The exercise ▸
Copy down every line where the string "Cairo" shows up.
== Exercise material
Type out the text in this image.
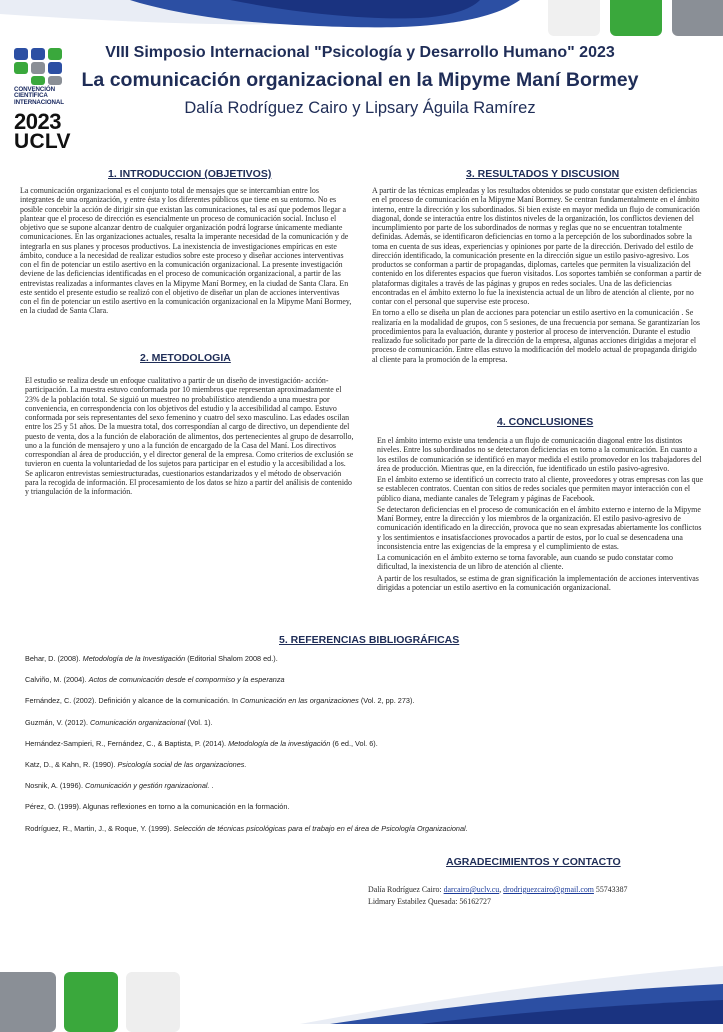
CONVENCIÓN
CIENTÍFICA
INTERNACIONAL
2023
UCLV
VIII Simposio Internacional "Psicología y Desarrollo Humano" 2023
La comunicación organizacional en la Mipyme Maní Bormey
Dalía Rodríguez Cairo y Lipsary Águila Ramírez
1. INTRODUCCION (OBJETIVOS)

La comunicación organizacional es el conjunto total de mensajes que se intercambian entre los integrantes de una organización, y entre ésta y los diferentes públicos que tiene en su entorno. No es posible concebir la acción de dirigir sin que existan las comunicaciones, tal es así que podemos llegar a plantear que el proceso de dirección es esencialmente un proceso de comunicación social. Incluso el objetivo que se supone alcanzar dentro de cualquier organización podrá lograrse únicamente mediante comunicaciones. En las organizaciones actuales, resalta la imperante necesidad de la comunicación y de integrarla en sus planes y procesos productivos. La inexistencia de investigaciones empíricas en este ámbito, conduce a la necesidad de realizar estudios sobre este proceso y diseñar acciones interventivas con el fin de potenciar un estilo asertivo en la comunicación organizacional. La presente investigación deviene de las deficiencias identificadas en el proceso de comunicación organizacional, a partir de las entrevistas realizadas a informantes claves en la Mipyme Maní Bormey, en la ciudad de Santa Clara. En este sentido el presente estudio se realizó con el objetivo de diseñar un plan de acciones interventivas con el fin de potenciar un estilo asertivo en la comunicación organizacional en la Mipyme Maní Bormey, en la ciudad de Santa Clara.

2. METODOLOGIA

El estudio se realiza desde un enfoque cualitativo a partir de un diseño de investigación- acción-participación. La muestra estuvo conformada por 10 miembros que representan aproximadamente el 23% de la población total. Se siguió un muestreo no probabilístico atendiendo a una muestra por conveniencia, en correspondencia con los objetivos del estudio y la accesibilidad al campo. Estuvo conformada por seis representantes del sexo femenino y cuatro del sexo masculino. Las edades oscilan entre los 25 y 51 años. De la muestra total, dos correspondían al cargo de directivo, un dependiente del puesto de venta, dos a la función de elaboración de alimentos, dos pertenecientes al grupo de desarrollo, uno a la función de mensajero y uno a la función de encargado de la Casa del Maní. Los directivos correspondían al área de producción, y el director general de la empresa. Como criterios de exclusión se tuvieron en cuenta la voluntariedad de los sujetos para participar en el estudio y la accesibilidad a los. Se aplicaron entrevistas semiestructuradas, cuestionarios estandarizados y el método de observación para la recogida de información. El procesamiento de los datos se hizo a partir del análisis de contenido y triangulación de la información.

3. RESULTADOS Y DISCUSION

A partir de las técnicas empleadas y los resultados obtenidos se pudo constatar que existen deficiencias en el proceso de comunicación en la Mipyme Maní Bormey. Se centran fundamentalmente en el ámbito interno, entre la dirección y los subordinados. Si bien existe en mayor medida un flujo de comunicación diagonal, donde se interactúa entre los distintos niveles de la organización, los conflictos devienen del incumplimiento por parte de los subordinados de normas y reglas que no se encuentran totalmente definidas. Además, se identificaron deficiencias en torno a la percepción de los subordinados sobre la toma en cuenta de sus ideas, experiencias y opiniones por parte de la dirección. Derivado del estilo de dirección identificado, la comunicación presente en la dirección sigue un estilo pasivo-agresivo. Los productos se conforman a partir de propagandas, diplomas, carteles que permiten la visualización del contenido en los diferentes espacios que fueron visitados. Los soportes también se conforman a partir de plataformas digitales a través de las páginas y grupos en redes sociales. Una de las deficiencias encontradas en el ámbito externo lo fue la inexistencia actual de un libro de atención al cliente, por no contar con el personal que supervise este proceso.

En torno a ello se diseña un plan de acciones para potenciar un estilo asertivo en la comunicación . Se realizaría en la modalidad de grupos, con 5 sesiones, de una frecuencia por semana. Se garantizarían los procedimientos para la evaluación, durante y posterior al proceso de intervención. Durante el estudio realizado fue solicitado por parte de la dirección de la empresa, algunas acciones dirigidas a mejorar el proceso de comunicación. Entre ellas estuvo la modificación del modelo actual de propaganda dirigido al cliente para la promoción de la empresa.

4. CONCLUSIONES

En el ámbito interno existe una tendencia a un flujo de comunicación diagonal entre los distintos niveles. Entre los subordinados no se detectaron deficiencias en torno a la comunicación. En cuanto a los estilos de comunicación se identificó en mayor medida el estilo promovedor en los trabajadores del área de producción. Mientras que, en la dirección, fue identificado un estilo pasivo-agresivo.

En el ámbito externo se identificó un correcto trato al cliente, proveedores y otras empresas con las que se establecen contratos. Cuentan con sitios de redes sociales que permiten mayor interacción con el público diana, mediante canales de Telegram y páginas de Facebook.

Se detectaron deficiencias en el proceso de comunicación en el ámbito externo e interno de la Mipyme Maní Bormey, entre la dirección y los miembros de la organización. El estilo pasivo-agresivo de comunicación identificado en la dirección, provoca que no sean expresadas abiertamente los conflictos y los sentimientos e insatisfacciones provocados a partir de estos, por lo cual se desencadena una inconsistencia entre las exigencias de la empresa y el cumplimiento de estas.

La comunicación en el ámbito externo se torna favorable, aun cuando se pudo constatar como dificultad, la inexistencia de un libro de atención al cliente.

A partir de los resultados, se estima de gran significación la implementación de acciones interventivas dirigidas a potenciar un estilo asertivo en la comunicación organizacional.

5. REFERENCIAS BIBLIOGRÁFICAS
Behar, D. (2008). Metodología de la Investigación (Editorial Shalom 2008 ed.).
Calviño, M. (2004). Actos de comunicación desde el compormiso y la esperanza
Fernández, C. (2002). Definición y alcance de la comunicación. In Comunicación en las organizaciones (Vol. 2, pp. 273).
Guzmán, V. (2012). Comunicación organizacional (Vol. 1).
Hernández-Sampieri, R., Fernández, C., & Baptista, P. (2014). Metodología de la investigación (6 ed., Vol. 6).
Katz, D., & Kahn, R. (1990). Psicología social de las organizaciones.
Nosnik, A. (1996). Comunicación y gestión rganizacional. .
Pérez, O. (1999). Algunas reflexiones en torno a la comunicación en la formación.
Rodríguez, R., Martin, J., & Roque, Y. (1999). Selección de técnicas psicológicas para el trabajo en el área de Psicología Organizacional.
AGRADECIMIENTOS Y CONTACTO
Dalía Rodríguez Cairo: darcairo@uclv.cu, drodriguezcairo@gmail.com 55743387
Lidmary Estabilez Quesada: 56162727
====
Solution to the problem ▸
Dalía Rodríguez Cairo y Lipsary Águila Ramírez
Dalía Rodríguez Cairo: darcairo@uclv.cu, drodriguezcairo@gmail.com 55743387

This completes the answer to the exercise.